→ **Required action 1**
From the text about the ear fungus, list each symptom the ear showed that morning before the doctor's visit.
→ **Required action 2**
Return the passage of the text about the ear fungus that runs from "Right now, my" down to "this will be.", copied word for word.

→ **Selected text**
It doesn’t look like I’ll be in swimming in Provincetown next week. My ear started bothering me this morning. It felt itchy and warm, and even started to hurt in the ear canal. The ear itself, especially around the edges and the lobe, turned fairly bright red. So I got an immediate appointment with the ear doctor and headed up there. He looked in my ear and discovered a fair amount of fungus growing in the ear canal, a known potential side effect of extended use of antibiotic drops. He cleaned it all out and filled my ear with deep dark purple ink that will permanently stain all that it touches (so old pillowcases and sheets on the bed tonight) and presumably kill the fungus, and he gave me prescriptions for anti-fungal drops and still more antibiotic drops to follow up with. We’ll check in Thursday afternoon to see where things stand. If I respond well to the treatment and things have improved enough, I should be able to go on vacation, though there’ll be no swimming. If I don’t and they haven’t, there’s the real possibility that I’ll have to stay home for further treatment.
Right now, my focus is just on getting the healing process far enough along so that I can go on vacation. He couldn’t really tell me much about the longer term impact of this. The fungus apparently sends roots deep into the soft tissue that’s been having so much trouble healing, and where the fungus is removed, there will be holes and granulation tissue, which will have to heal all over again, a process with which we’ve had limited luck at best so far. He can’t yet say how extensive a problem this will be.
This is the first time I’m really ready to give up, whatever that means (what would I surrender, and to whom?). So far, it’s just me sitting here sobbing that I’m scared. I’ve had so much help and support from so many people, and it’s meant so much to me, and, perhaps bizarrely, I feel like I’ve let everyone down. I suppose in the most immediate sense, that comes from all of the people who’ve planned their vacations around being in Provincetown with me and my wife. But I’ll absorb it and get on with things–the catharsis of crying certainly helps. And I do have enough of a sense of perspective to understand that having a fairly luxurious vacation disrupted is hardly the worst thing that can happen to a person. Hell, our next door neighbor has just had her last attempt at cancer treatment fail, and now she’s dying. That is their suffering, and blessedly, mine is small by comparison.
I keep thinking of a Samuel Beckett quote from The Unnamable: “…I can’t go on, I’ll go on.” That is our bravery in the face of adversity, because what would not going on mean?

→ **Data**
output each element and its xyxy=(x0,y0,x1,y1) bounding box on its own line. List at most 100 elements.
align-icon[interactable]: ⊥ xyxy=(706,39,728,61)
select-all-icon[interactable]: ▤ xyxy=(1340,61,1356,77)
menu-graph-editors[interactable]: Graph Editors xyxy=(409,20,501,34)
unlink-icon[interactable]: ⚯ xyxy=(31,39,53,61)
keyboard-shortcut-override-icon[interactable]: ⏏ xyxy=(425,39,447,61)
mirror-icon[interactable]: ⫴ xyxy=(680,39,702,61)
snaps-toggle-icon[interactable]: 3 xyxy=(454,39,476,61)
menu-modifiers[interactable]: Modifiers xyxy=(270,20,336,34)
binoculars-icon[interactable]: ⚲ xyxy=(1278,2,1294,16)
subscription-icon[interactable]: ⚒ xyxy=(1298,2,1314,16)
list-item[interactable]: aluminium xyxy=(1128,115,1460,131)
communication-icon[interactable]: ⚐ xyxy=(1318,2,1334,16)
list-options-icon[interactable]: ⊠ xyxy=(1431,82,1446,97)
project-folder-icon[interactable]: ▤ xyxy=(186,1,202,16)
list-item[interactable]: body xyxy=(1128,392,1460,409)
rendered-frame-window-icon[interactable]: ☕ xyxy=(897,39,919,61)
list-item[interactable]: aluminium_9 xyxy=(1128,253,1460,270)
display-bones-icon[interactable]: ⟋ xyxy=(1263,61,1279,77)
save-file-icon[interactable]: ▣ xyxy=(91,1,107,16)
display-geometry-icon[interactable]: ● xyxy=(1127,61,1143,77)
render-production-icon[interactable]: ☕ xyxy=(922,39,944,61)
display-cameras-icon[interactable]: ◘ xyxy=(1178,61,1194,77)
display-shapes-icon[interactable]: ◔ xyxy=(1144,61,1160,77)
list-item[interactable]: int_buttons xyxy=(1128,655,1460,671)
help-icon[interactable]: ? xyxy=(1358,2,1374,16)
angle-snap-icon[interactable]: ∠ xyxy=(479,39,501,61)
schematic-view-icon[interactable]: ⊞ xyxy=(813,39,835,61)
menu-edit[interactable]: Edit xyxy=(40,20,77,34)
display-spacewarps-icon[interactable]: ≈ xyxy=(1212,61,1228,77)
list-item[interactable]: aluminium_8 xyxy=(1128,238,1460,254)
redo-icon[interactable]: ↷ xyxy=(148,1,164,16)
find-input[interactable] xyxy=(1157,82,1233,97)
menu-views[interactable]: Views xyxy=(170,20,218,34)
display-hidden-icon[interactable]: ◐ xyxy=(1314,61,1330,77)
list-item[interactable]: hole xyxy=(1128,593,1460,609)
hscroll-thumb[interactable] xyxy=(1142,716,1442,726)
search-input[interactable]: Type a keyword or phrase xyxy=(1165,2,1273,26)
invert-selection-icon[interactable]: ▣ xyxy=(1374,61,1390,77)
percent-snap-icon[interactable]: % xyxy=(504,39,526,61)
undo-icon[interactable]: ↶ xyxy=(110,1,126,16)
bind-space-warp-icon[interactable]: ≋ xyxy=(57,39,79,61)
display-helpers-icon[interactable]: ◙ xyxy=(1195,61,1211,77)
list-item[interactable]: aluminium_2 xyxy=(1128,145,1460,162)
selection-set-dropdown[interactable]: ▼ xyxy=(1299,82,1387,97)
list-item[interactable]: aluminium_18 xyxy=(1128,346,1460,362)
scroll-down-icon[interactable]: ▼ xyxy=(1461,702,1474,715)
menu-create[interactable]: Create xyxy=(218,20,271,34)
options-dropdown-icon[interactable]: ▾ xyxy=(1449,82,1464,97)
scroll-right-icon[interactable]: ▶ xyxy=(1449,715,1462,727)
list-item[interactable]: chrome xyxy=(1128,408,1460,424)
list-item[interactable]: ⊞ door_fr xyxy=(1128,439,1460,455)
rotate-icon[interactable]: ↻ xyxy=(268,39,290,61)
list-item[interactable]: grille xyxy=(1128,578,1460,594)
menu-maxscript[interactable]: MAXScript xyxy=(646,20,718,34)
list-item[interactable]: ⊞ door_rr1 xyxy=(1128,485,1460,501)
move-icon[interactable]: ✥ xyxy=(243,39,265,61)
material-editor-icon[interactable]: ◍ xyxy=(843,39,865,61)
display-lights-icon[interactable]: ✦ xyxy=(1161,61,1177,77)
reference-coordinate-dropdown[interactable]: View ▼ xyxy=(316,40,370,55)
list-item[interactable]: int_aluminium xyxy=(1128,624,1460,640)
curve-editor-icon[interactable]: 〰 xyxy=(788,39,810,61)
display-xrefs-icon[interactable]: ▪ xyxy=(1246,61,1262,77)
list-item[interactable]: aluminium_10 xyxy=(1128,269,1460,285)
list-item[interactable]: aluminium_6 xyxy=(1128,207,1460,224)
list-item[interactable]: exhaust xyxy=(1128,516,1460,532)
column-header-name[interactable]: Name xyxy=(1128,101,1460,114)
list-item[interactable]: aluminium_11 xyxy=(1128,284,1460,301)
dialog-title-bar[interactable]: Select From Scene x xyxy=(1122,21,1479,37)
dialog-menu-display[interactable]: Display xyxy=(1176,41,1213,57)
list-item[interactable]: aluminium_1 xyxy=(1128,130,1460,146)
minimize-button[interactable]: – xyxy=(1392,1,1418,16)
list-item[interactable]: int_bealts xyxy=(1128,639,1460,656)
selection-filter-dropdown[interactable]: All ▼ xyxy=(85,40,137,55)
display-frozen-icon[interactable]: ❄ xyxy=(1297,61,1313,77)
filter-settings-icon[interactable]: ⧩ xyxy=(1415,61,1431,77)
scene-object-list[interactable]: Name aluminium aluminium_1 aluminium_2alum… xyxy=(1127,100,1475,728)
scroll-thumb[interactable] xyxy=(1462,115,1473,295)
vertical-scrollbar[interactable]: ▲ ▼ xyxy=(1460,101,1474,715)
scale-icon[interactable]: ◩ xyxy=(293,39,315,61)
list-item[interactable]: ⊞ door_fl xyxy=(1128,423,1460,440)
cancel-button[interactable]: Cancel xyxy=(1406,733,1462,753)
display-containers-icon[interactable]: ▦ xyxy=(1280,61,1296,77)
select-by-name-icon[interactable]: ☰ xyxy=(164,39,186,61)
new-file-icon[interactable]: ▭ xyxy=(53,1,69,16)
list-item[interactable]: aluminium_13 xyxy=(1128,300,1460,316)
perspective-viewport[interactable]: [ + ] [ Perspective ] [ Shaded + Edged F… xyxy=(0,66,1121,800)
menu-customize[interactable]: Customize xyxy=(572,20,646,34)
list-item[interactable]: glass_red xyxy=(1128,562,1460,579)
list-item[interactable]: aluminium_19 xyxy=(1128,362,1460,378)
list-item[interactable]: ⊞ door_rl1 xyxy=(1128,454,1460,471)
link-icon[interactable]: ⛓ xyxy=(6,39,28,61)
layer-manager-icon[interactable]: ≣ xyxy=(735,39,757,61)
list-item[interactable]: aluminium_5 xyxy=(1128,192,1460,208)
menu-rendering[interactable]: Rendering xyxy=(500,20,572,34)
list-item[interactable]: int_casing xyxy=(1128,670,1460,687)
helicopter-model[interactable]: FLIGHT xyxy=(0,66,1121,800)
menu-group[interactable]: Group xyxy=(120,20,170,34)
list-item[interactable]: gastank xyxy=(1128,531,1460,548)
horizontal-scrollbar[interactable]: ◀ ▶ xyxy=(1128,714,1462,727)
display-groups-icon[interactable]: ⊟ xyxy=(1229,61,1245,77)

→ **Reply 1**
- Itchiness
- Warmth
- Pain in the ear canal
- Fairly bright redness of the ear, especially around the edges and the lobe

→ **Reply 2**
Right now, my focus is just on getting the healing process far enough along so that I can go on vacation. He couldn’t really tell me much about the longer term impact of this. The fungus apparently sends roots deep into the soft tissue that’s been having so much trouble healing, and where the fungus is removed, there will be holes and granulation tissue, which will have to heal all over again, a process with which we’ve had limited luck at best so far. He can’t yet say how extensive a problem this will be.